> **What you need to do**: From the entries below, gather each line containing the word "Fishing".

> **Exercise material**:
>> START

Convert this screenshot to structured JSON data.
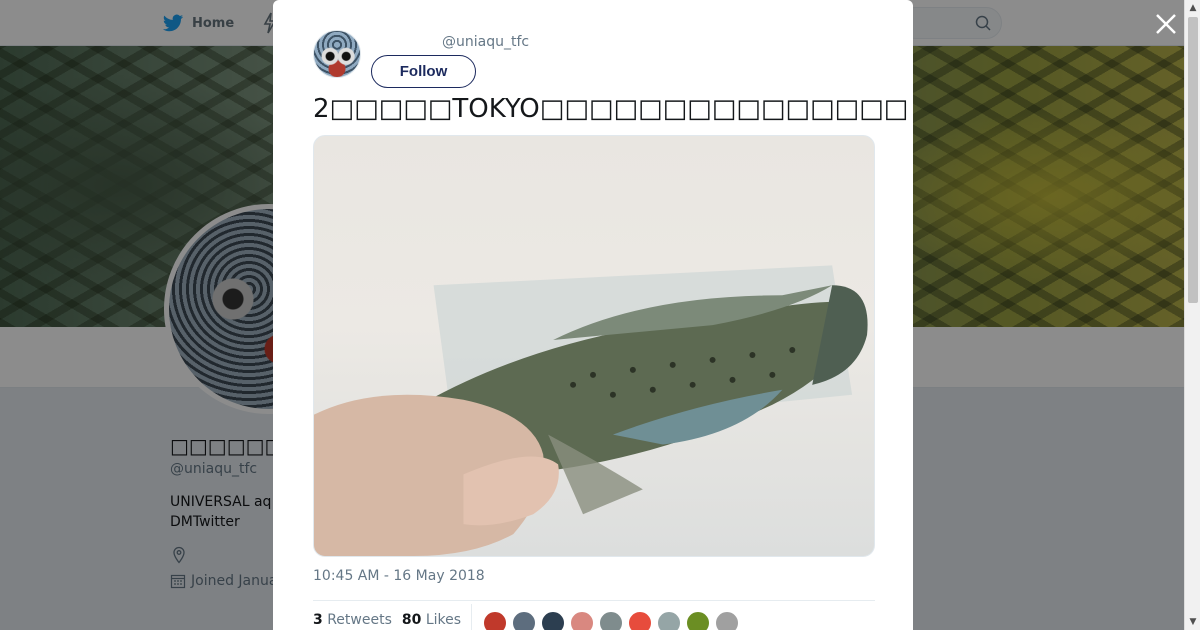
{
  "nav": {
    "home_label": "Home",
    "search_placeholder": ""
  },
  "profile": {
    "name": "□□□□□□□□□□",
    "handle": "@uniaqu_tfc",
    "bio": "UNIVERSAL aq DMTwitter",
    "joined": "Joined Janua"
  },
  "tweet": {
    "handle": "@uniaqu_tfc",
    "follow_label": "Follow",
    "text": "2□□□□□TOKYO□□□□□□□□□□□□□□□",
    "timestamp": "10:45 AM - 16 May 2018",
    "retweets_count": "3",
    "retweets_label": "Retweets",
    "likes_count": "80",
    "likes_label": "Likes",
    "liker_colors": [
      "#c0392b",
      "#5d6d7e",
      "#2c3e50",
      "#d98880",
      "#7f8c8d",
      "#e74c3c",
      "#95a5a6",
      "#6b8e23",
      "#a0a0a0"
    ]
  },
  "colors": {
    "accent": "#1c2a5e",
    "twitter_blue": "#1da1f2"
  },
  "icons": {
    "close": "close-icon",
    "home": "twitter-bird-icon",
    "search": "search-icon",
    "location": "location-pin-icon",
    "calendar": "calendar-icon"
  }
}
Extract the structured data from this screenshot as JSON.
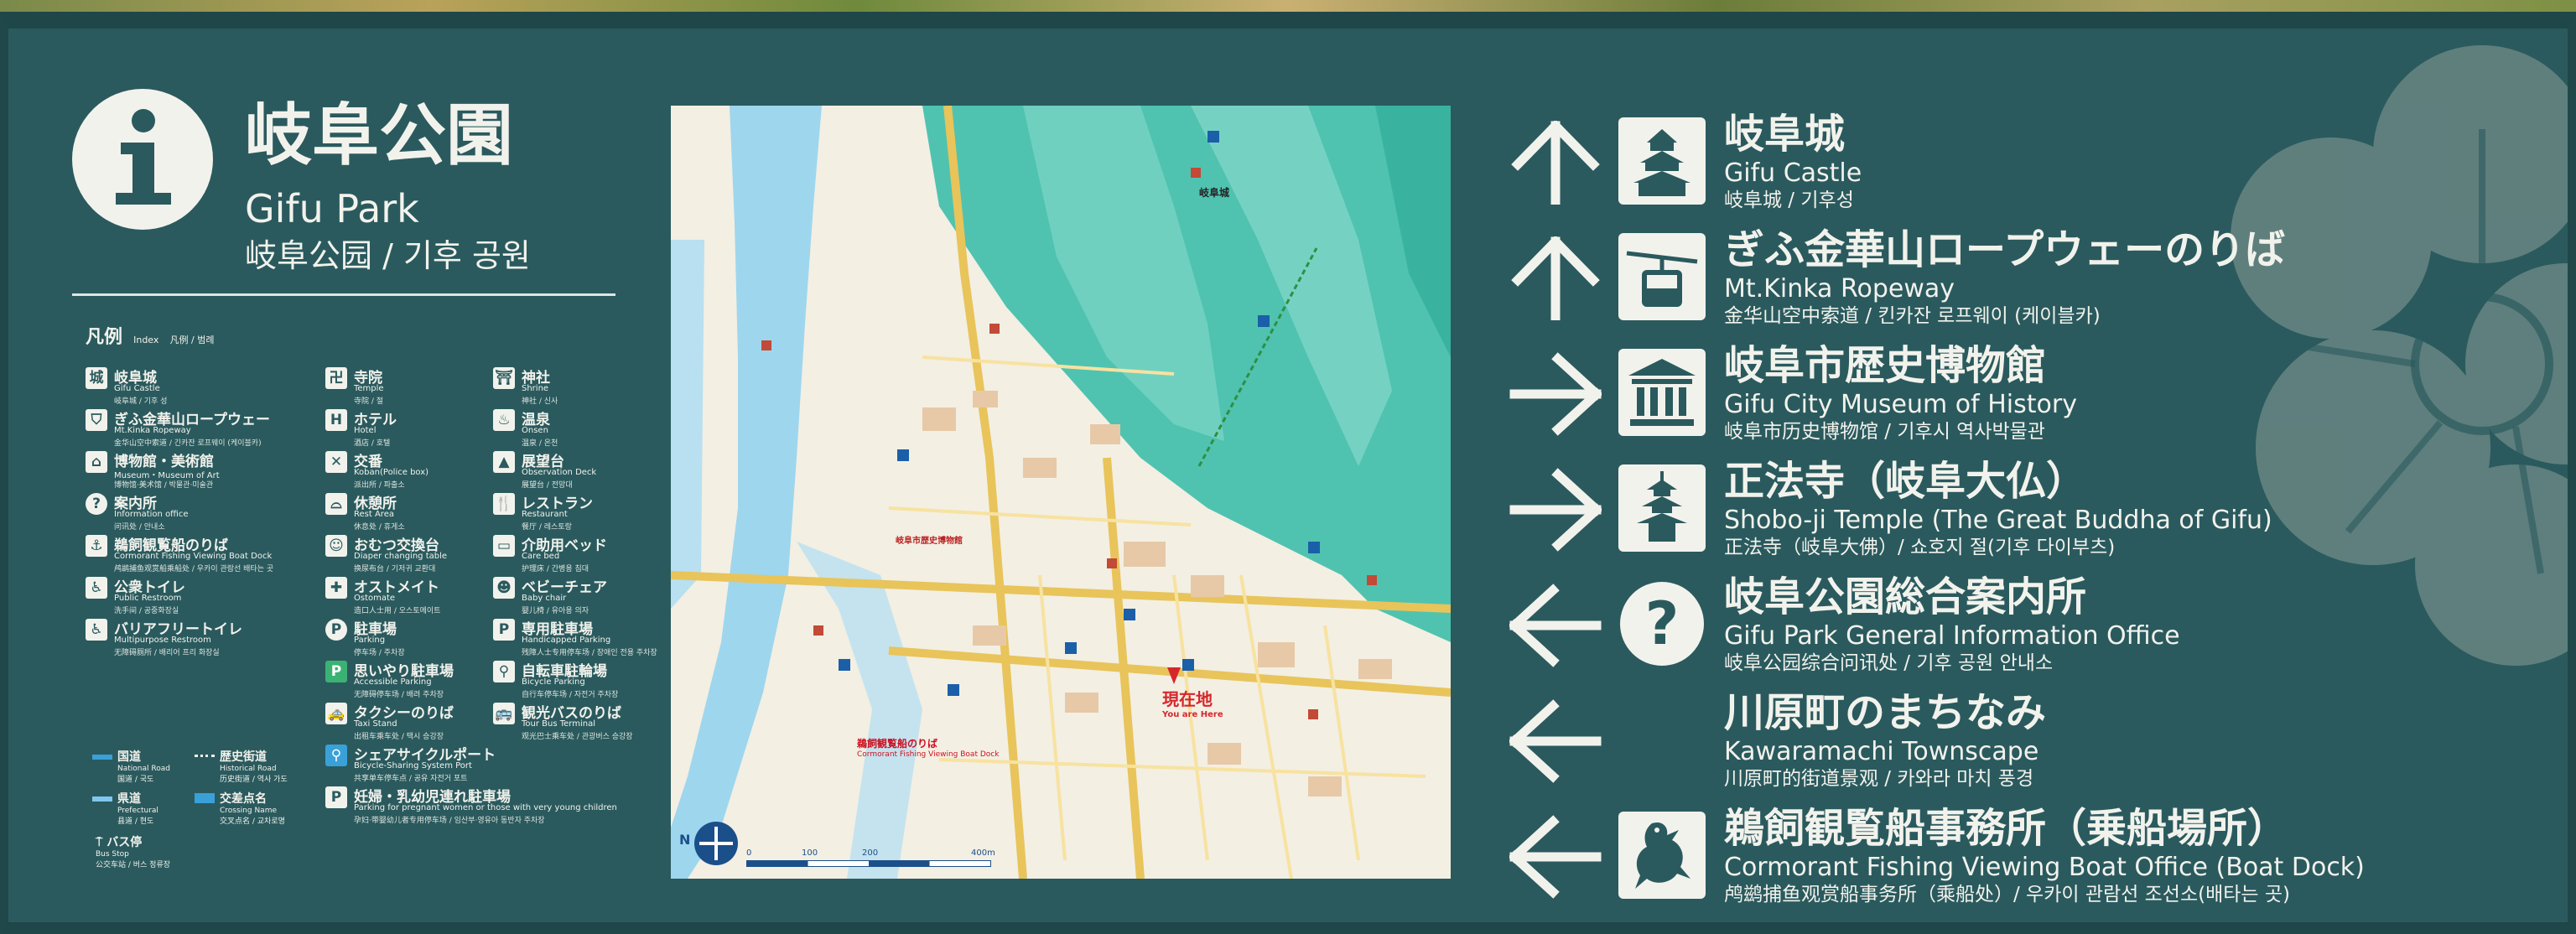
{
  "header": {
    "title_jp": "岐阜公園",
    "title_en": "Gifu Park",
    "title_sub": "岐阜公园 / 기후 공원"
  },
  "legend": {
    "heading": "凡例",
    "heading_en": "Index",
    "heading_ml": "凡例 / 범례",
    "items": [
      {
        "jp": "岐阜城",
        "en": "Gifu Castle",
        "ml": "岐阜城 / 기후 성"
      },
      {
        "jp": "ぎふ金華山ロープウェー",
        "en": "Mt.Kinka Ropeway",
        "ml": "金华山空中索道 / 긴카잔 로프웨이 (케이블카)"
      },
      {
        "jp": "博物館・美術館",
        "en": "Museum・Museum of Art",
        "ml": "博物馆·美术馆 / 박물관·미술관"
      },
      {
        "jp": "案内所",
        "en": "Information office",
        "ml": "问讯处 / 안내소"
      },
      {
        "jp": "鵜飼観覧船のりば",
        "en": "Cormorant Fishing Viewing Boat Dock",
        "ml": "鸬鹚捕鱼观赏船乘船处 / 우카이 관람선 배타는 곳"
      },
      {
        "jp": "公衆トイレ",
        "en": "Public Restroom",
        "ml": "洗手间 / 공중화장실"
      },
      {
        "jp": "バリアフリートイレ",
        "en": "Multipurpose Restroom",
        "ml": "无障碍厕所 / 배리어 프리 화장실"
      },
      {
        "jp": "寺院",
        "en": "Temple",
        "ml": "寺院 / 절"
      },
      {
        "jp": "ホテル",
        "en": "Hotel",
        "ml": "酒店 / 호텔"
      },
      {
        "jp": "交番",
        "en": "Koban(Police box)",
        "ml": "派出所 / 파출소"
      },
      {
        "jp": "休憩所",
        "en": "Rest Area",
        "ml": "休息处 / 휴게소"
      },
      {
        "jp": "おむつ交換台",
        "en": "Diaper changing table",
        "ml": "换尿布台 / 기저귀 교환대"
      },
      {
        "jp": "オストメイト",
        "en": "Ostomate",
        "ml": "造口人士用 / 오스토메이트"
      },
      {
        "jp": "駐車場",
        "en": "Parking",
        "ml": "停车场 / 주차장"
      },
      {
        "jp": "思いやり駐車場",
        "en": "Accessible Parking",
        "ml": "无障碍停车场 / 배려 주차장"
      },
      {
        "jp": "タクシーのりば",
        "en": "Taxi Stand",
        "ml": "出租车乘车处 / 택시 승강장"
      },
      {
        "jp": "シェアサイクルポート",
        "en": "Bicycle-Sharing System Port",
        "ml": "共享单车停车点 / 공유 자전거 포트"
      },
      {
        "jp": "妊婦・乳幼児連れ駐車場",
        "en": "Parking for pregnant women or those with very young children",
        "ml": "孕妇·带婴幼儿者专用停车场 / 임산부·영유아 동반자 주차장"
      },
      {
        "jp": "神社",
        "en": "Shrine",
        "ml": "神社 / 신사"
      },
      {
        "jp": "温泉",
        "en": "Onsen",
        "ml": "温泉 / 온천"
      },
      {
        "jp": "展望台",
        "en": "Observation Deck",
        "ml": "展望台 / 전망대"
      },
      {
        "jp": "レストラン",
        "en": "Restaurant",
        "ml": "餐厅 / 레스토랑"
      },
      {
        "jp": "介助用ベッド",
        "en": "Care bed",
        "ml": "护理床 / 간병용 침대"
      },
      {
        "jp": "ベビーチェア",
        "en": "Baby chair",
        "ml": "婴儿椅 / 유아용 의자"
      },
      {
        "jp": "専用駐車場",
        "en": "Handicapped Parking",
        "ml": "残障人士专用停车场 / 장애인 전용 주차장"
      },
      {
        "jp": "自転車駐輪場",
        "en": "Bicycle Parking",
        "ml": "自行车停车场 / 자전거 주차장"
      },
      {
        "jp": "観光バスのりば",
        "en": "Tour Bus Terminal",
        "ml": "观光巴士乘车处 / 관광버스 승강장"
      }
    ],
    "roads": [
      {
        "jp": "国道",
        "en": "National Road",
        "ml": "国道 / 국도"
      },
      {
        "jp": "県道",
        "en": "Prefectural",
        "ml": "县道 / 현도"
      },
      {
        "jp": "歴史街道",
        "en": "Historical Road",
        "ml": "历史街道 / 역사 가도"
      },
      {
        "jp": "交差点名",
        "en": "Crossing Name",
        "ml": "交叉点名 / 교차로명"
      },
      {
        "jp": "バス停",
        "en": "Bus Stop",
        "ml": "公交车站 / 버스 정류장"
      }
    ]
  },
  "map": {
    "here_jp": "現在地",
    "here_en": "You are Here",
    "kinka": "岐阜城",
    "north": "N",
    "scale_ticks": [
      "0",
      "100",
      "200",
      "400m"
    ],
    "cormorant_jp": "鵜飼観覧船のりば",
    "cormorant_en": "Cormorant Fishing Viewing Boat Dock",
    "museum": "岐阜市歴史博物館"
  },
  "directions": [
    {
      "arrow": "up",
      "icon": "castle-icon",
      "jp": "岐阜城",
      "en": "Gifu Castle",
      "sub": "岐阜城 / 기후성"
    },
    {
      "arrow": "up",
      "icon": "ropeway-icon",
      "jp": "ぎふ金華山ロープウェーのりば",
      "en": "Mt.Kinka Ropeway",
      "sub": "金华山空中索道 / 킨카잔 로프웨이 (케이블카)"
    },
    {
      "arrow": "right",
      "icon": "museum-icon",
      "jp": "岐阜市歴史博物館",
      "en": "Gifu City Museum of History",
      "sub": "岐阜市历史博物馆 / 기후시 역사박물관"
    },
    {
      "arrow": "right",
      "icon": "pagoda-icon",
      "jp": "正法寺（岐阜大仏）",
      "en": "Shobo-ji Temple (The Great Buddha of Gifu)",
      "sub": "正法寺（岐阜大佛）/ 쇼호지 절(기후 다이부츠)"
    },
    {
      "arrow": "left",
      "icon": "question-icon",
      "jp": "岐阜公園総合案内所",
      "en": "Gifu Park General Information Office",
      "sub": "岐阜公园综合问讯处 / 기후 공원 안내소"
    },
    {
      "arrow": "left",
      "icon": "none",
      "jp": "川原町のまちなみ",
      "en": "Kawaramachi Townscape",
      "sub": "川原町的街道景观 / 카와라 마치 풍경"
    },
    {
      "arrow": "left",
      "icon": "cormorant-icon",
      "jp": "鵜飼観覧船事務所（乗船場所）",
      "en": "Cormorant Fishing Viewing Boat Office (Boat Dock)",
      "sub": "鸬鹚捕鱼观赏船事务所（乘船处）/ 우카이 관람선 조선소(배타는 곳)"
    }
  ],
  "colors": {
    "sign": "#2a5a5e",
    "text": "#f2f2ec",
    "map_bg": "#f3efe3",
    "mountain": "#4fc3b0",
    "river": "#9ed6ee",
    "here": "#d6262c"
  }
}
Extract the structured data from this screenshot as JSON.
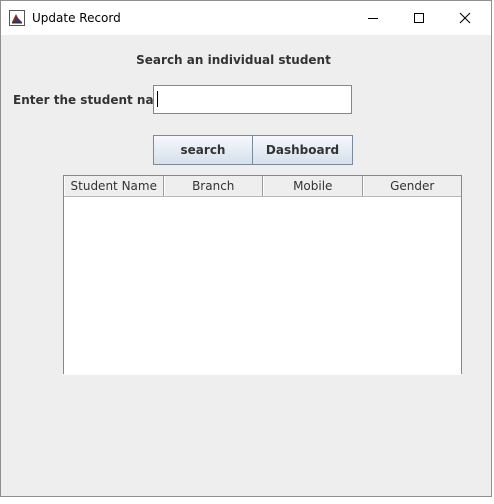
{
  "window": {
    "title": "Update Record",
    "icons": {
      "app": "java-cup-icon",
      "minimize": "minimize-icon",
      "maximize": "maximize-icon",
      "close": "close-icon"
    }
  },
  "form": {
    "heading": "Search an individual student",
    "name_label": "Enter the student name:",
    "name_value": "",
    "name_placeholder": ""
  },
  "buttons": {
    "search_label": "search",
    "dashboard_label": "Dashboard"
  },
  "table": {
    "columns": [
      "Student Name",
      "Branch",
      "Mobile",
      "Gender"
    ],
    "rows": []
  }
}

>> END

> **Correct output**:
        "en": "Cormorant Fishing Viewing Boat Dock",
    "cormorant_en": "Cormorant Fishing Viewing Boat Dock",
      "en": "Cormorant Fishing Viewing Boat Office (Boat Dock)",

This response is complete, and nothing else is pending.